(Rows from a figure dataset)
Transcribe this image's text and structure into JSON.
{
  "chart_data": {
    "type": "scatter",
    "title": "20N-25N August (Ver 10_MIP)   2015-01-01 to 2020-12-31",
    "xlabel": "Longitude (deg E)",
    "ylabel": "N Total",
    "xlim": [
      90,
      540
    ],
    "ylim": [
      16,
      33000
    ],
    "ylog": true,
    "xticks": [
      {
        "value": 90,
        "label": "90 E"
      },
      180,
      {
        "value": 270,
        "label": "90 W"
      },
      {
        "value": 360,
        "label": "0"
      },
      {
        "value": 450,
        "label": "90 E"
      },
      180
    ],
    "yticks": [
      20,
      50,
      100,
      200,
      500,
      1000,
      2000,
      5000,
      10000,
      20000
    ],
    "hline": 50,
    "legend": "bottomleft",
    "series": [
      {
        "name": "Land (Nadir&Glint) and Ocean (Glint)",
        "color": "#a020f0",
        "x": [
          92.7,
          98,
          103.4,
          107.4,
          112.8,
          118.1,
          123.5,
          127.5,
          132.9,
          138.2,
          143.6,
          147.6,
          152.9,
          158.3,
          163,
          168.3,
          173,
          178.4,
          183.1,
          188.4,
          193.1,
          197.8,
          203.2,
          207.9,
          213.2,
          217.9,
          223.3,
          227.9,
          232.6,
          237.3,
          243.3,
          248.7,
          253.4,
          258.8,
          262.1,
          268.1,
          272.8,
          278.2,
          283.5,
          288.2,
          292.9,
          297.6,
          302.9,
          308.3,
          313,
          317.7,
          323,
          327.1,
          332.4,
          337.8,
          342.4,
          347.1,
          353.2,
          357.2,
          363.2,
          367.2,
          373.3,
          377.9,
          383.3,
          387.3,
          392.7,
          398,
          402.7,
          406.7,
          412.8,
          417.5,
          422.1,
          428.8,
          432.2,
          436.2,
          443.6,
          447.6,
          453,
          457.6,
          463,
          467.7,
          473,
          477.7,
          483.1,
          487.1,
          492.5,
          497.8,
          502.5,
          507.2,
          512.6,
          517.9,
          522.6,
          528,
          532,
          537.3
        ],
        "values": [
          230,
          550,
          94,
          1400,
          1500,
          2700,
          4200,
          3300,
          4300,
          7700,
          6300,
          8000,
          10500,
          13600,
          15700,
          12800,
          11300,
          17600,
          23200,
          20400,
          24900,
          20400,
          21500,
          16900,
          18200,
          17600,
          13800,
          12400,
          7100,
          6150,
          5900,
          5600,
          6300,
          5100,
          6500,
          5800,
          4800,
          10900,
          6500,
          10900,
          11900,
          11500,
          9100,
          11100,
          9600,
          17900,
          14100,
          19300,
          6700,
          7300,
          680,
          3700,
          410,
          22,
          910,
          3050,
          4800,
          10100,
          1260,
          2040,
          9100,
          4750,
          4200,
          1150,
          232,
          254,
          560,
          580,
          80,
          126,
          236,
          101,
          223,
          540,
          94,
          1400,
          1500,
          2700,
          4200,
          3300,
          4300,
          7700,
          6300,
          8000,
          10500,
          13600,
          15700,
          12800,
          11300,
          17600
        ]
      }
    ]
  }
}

To be done. Repeat all the entries exactly as given.

Answer below.
Transcribe this image's text and structure into JSON.
{
  "chart_data": {
    "type": "scatter",
    "title": "20N-25N August (Ver 10_MIP)   2015-01-01 to 2020-12-31",
    "xlabel": "Longitude (deg E)",
    "ylabel": "N Total",
    "xlim": [
      90,
      540
    ],
    "ylim": [
      16,
      33000
    ],
    "ylog": true,
    "xticks": [
      {
        "value": 90,
        "label": "90 E"
      },
      180,
      {
        "value": 270,
        "label": "90 W"
      },
      {
        "value": 360,
        "label": "0"
      },
      {
        "value": 450,
        "label": "90 E"
      },
      180
    ],
    "yticks": [
      20,
      50,
      100,
      200,
      500,
      1000,
      2000,
      5000,
      10000,
      20000
    ],
    "hline": 50,
    "legend": "bottomleft",
    "series": [
      {
        "name": "Land (Nadir&Glint) and Ocean (Glint)",
        "color": "#a020f0",
        "x": [
          92.7,
          98,
          103.4,
          107.4,
          112.8,
          118.1,
          123.5,
          127.5,
          132.9,
          138.2,
          143.6,
          147.6,
          152.9,
          158.3,
          163,
          168.3,
          173,
          178.4,
          183.1,
          188.4,
          193.1,
          197.8,
          203.2,
          207.9,
          213.2,
          217.9,
          223.3,
          227.9,
          232.6,
          237.3,
          243.3,
          248.7,
          253.4,
          258.8,
          262.1,
          268.1,
          272.8,
          278.2,
          283.5,
          288.2,
          292.9,
          297.6,
          302.9,
          308.3,
          313,
          317.7,
          323,
          327.1,
          332.4,
          337.8,
          342.4,
          347.1,
          353.2,
          357.2,
          363.2,
          367.2,
          373.3,
          377.9,
          383.3,
          387.3,
          392.7,
          398,
          402.7,
          406.7,
          412.8,
          417.5,
          422.1,
          428.8,
          432.2,
          436.2,
          443.6,
          447.6,
          453,
          457.6,
          463,
          467.7,
          473,
          477.7,
          483.1,
          487.1,
          492.5,
          497.8,
          502.5,
          507.2,
          512.6,
          517.9,
          522.6,
          528,
          532,
          537.3
        ],
        "values": [
          230,
          550,
          94,
          1400,
          1500,
          2700,
          4200,
          3300,
          4300,
          7700,
          6300,
          8000,
          10500,
          13600,
          15700,
          12800,
          11300,
          17600,
          23200,
          20400,
          24900,
          20400,
          21500,
          16900,
          18200,
          17600,
          13800,
          12400,
          7100,
          6150,
          5900,
          5600,
          6300,
          5100,
          6500,
          5800,
          4800,
          10900,
          6500,
          10900,
          11900,
          11500,
          9100,
          11100,
          9600,
          17900,
          14100,
          19300,
          6700,
          7300,
          680,
          3700,
          410,
          22,
          910,
          3050,
          4800,
          10100,
          1260,
          2040,
          9100,
          4750,
          4200,
          1150,
          232,
          254,
          560,
          580,
          80,
          126,
          236,
          101,
          223,
          540,
          94,
          1400,
          1500,
          2700,
          4200,
          3300,
          4300,
          7700,
          6300,
          8000,
          10500,
          13600,
          15700,
          12800,
          11300,
          17600
        ]
      }
    ]
  }
}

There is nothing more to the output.